▸ **Material to process**
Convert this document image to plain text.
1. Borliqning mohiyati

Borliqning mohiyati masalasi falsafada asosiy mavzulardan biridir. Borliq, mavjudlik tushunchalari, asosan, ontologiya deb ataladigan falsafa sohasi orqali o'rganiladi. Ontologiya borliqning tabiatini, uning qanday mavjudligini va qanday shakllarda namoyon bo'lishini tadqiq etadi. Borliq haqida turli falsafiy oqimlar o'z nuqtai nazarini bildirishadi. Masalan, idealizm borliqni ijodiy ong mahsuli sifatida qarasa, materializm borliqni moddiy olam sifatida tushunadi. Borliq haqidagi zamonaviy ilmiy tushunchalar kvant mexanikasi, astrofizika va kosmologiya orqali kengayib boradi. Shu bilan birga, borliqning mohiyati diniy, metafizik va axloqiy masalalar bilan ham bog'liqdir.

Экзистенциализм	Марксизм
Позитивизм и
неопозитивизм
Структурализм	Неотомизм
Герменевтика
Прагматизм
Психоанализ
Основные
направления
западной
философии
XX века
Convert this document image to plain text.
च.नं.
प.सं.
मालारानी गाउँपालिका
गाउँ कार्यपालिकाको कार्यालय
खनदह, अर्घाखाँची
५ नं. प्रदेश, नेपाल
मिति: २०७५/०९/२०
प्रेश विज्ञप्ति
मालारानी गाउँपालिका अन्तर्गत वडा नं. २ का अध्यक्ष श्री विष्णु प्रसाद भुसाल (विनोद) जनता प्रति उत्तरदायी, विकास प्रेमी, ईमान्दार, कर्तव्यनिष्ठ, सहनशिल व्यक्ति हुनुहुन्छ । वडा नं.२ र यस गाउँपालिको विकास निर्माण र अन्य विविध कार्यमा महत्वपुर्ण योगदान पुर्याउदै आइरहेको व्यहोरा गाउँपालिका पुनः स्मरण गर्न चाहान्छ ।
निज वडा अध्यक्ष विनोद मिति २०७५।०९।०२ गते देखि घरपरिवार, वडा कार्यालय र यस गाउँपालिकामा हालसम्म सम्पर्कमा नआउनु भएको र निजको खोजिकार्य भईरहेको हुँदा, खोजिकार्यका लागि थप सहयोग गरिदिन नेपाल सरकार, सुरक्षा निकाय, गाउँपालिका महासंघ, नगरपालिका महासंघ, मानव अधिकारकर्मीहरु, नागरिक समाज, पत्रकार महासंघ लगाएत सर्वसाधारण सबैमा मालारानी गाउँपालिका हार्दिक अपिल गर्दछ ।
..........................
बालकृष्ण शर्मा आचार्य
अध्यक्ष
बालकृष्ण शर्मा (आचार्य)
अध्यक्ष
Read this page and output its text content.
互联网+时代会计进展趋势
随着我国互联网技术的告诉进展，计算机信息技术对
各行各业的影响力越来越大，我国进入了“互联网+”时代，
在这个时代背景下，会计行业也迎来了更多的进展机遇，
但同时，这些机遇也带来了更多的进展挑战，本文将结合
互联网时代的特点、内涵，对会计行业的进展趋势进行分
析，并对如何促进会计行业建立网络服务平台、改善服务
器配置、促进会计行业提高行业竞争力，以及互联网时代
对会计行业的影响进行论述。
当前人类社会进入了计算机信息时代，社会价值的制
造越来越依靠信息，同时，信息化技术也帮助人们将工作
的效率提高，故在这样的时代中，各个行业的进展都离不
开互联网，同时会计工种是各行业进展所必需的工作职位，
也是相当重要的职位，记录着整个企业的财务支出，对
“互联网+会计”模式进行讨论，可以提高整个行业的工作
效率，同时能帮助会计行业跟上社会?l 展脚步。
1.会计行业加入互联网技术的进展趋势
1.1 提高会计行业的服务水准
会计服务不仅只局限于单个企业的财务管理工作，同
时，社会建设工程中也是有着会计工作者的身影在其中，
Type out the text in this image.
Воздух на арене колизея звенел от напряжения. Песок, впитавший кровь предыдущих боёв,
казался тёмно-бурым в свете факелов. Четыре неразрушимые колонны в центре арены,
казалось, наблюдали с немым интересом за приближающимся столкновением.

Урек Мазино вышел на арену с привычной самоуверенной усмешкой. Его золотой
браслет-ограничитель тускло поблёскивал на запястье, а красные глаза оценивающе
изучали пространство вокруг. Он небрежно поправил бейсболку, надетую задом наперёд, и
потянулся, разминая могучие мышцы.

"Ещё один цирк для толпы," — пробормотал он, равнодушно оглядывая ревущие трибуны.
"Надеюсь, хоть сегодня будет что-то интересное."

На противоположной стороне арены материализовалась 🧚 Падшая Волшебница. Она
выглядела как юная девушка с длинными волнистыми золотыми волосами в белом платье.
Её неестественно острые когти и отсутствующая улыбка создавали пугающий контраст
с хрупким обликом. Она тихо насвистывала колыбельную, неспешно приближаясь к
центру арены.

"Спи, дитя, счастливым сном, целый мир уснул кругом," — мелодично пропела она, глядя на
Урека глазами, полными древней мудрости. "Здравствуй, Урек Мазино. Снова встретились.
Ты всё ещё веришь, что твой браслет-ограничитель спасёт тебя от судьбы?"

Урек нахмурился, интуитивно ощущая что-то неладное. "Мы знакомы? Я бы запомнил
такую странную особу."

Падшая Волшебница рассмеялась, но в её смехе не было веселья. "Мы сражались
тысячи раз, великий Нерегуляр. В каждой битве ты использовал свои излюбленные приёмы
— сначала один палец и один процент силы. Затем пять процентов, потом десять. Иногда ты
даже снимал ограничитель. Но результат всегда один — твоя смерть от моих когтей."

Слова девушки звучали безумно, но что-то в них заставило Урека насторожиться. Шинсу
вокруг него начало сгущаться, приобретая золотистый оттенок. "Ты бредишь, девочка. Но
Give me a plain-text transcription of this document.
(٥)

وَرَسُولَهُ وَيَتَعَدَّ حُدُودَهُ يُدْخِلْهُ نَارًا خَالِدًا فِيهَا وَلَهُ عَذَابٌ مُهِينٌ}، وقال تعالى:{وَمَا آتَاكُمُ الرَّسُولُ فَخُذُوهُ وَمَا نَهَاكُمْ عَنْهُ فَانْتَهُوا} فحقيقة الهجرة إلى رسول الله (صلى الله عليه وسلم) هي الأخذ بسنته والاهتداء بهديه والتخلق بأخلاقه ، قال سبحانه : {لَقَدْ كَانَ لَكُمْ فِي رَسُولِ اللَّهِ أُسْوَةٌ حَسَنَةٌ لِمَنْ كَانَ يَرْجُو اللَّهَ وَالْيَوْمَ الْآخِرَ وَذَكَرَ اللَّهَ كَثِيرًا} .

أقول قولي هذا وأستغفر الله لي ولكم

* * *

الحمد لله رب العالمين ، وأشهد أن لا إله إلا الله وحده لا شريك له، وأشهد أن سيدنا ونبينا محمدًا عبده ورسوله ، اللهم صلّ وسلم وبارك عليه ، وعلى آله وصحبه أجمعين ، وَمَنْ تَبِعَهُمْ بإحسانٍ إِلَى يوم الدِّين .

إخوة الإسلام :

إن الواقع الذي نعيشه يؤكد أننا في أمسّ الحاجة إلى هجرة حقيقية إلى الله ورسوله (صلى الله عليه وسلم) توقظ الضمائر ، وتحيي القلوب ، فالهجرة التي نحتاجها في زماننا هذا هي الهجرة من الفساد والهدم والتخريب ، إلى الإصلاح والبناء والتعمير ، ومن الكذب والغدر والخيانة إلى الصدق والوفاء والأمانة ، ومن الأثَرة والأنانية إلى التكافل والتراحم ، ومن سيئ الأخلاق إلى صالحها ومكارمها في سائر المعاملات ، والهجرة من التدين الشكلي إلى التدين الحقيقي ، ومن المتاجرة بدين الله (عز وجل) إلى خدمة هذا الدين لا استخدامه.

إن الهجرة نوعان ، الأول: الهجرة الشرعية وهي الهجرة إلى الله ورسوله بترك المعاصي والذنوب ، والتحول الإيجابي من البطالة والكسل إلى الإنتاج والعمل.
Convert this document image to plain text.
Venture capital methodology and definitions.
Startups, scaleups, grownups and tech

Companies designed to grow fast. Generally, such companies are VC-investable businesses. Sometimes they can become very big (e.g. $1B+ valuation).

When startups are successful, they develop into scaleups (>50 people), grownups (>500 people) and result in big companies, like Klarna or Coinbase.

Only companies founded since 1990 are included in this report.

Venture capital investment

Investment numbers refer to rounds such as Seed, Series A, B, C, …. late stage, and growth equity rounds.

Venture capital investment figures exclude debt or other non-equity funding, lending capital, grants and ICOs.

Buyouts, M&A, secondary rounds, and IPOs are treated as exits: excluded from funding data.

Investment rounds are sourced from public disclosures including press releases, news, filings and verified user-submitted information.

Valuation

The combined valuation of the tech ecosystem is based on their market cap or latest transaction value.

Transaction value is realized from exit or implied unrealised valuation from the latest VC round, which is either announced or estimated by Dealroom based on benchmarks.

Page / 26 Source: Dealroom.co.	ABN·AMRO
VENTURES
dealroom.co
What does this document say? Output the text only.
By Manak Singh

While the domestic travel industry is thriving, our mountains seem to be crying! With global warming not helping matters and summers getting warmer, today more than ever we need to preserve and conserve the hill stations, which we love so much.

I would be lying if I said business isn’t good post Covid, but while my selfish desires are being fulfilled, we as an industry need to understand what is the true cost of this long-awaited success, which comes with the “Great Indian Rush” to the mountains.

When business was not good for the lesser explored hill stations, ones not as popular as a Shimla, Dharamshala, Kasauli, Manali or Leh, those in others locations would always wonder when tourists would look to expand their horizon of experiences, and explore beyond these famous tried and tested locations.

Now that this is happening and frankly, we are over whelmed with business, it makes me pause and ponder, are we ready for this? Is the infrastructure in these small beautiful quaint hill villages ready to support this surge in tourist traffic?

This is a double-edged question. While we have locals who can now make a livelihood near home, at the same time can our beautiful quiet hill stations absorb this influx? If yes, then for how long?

▸ **Work to complete**
Determine how many lines in the data above contain the string "they". Give nothing except the number.

▸ **Result**
2